>>>>

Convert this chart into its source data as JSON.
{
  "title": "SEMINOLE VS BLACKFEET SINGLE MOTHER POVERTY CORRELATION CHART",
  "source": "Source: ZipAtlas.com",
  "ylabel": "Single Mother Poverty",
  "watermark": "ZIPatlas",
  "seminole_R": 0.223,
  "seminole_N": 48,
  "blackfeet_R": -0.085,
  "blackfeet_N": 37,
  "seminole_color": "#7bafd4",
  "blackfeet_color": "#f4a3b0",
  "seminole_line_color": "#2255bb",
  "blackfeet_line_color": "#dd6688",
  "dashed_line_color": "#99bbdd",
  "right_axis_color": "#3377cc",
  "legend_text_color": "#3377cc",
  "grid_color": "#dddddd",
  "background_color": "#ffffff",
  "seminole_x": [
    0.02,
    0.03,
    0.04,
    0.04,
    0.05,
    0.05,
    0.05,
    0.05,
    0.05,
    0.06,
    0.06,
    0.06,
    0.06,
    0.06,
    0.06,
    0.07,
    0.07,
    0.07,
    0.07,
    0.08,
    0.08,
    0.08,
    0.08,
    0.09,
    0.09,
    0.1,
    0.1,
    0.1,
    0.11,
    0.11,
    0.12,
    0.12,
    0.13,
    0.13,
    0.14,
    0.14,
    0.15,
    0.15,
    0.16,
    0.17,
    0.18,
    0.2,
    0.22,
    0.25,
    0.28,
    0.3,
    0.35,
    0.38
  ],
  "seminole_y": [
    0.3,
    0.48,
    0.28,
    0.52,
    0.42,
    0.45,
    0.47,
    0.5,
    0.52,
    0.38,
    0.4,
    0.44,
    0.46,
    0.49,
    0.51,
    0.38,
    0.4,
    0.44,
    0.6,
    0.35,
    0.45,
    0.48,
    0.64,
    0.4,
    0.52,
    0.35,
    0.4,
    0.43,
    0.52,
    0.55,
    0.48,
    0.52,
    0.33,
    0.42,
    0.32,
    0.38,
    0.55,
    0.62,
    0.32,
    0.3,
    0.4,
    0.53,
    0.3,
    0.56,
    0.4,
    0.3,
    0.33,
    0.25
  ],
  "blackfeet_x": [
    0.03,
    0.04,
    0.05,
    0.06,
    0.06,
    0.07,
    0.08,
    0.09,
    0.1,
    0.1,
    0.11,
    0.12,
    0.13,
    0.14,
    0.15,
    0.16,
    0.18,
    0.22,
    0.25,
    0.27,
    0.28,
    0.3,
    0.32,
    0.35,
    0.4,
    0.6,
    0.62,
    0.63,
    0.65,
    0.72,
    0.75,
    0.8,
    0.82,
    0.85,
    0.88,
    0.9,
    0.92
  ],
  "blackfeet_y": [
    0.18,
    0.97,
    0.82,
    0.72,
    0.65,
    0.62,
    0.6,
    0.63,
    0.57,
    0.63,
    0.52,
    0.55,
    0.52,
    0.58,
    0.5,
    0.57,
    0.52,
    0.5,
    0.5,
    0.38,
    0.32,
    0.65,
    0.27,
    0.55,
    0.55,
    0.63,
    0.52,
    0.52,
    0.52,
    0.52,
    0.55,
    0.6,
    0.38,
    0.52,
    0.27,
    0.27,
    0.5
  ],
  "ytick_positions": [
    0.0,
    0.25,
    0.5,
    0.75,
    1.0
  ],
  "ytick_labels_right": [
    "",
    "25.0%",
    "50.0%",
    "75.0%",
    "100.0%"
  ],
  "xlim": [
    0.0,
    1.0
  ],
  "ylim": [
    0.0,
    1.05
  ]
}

<<<<

### What to work on
Collect every line with the string "source" from the records, and copy each.

### Solution below
Convert this chart into its source data as JSON.
  "source": "Source: ZipAtlas.com",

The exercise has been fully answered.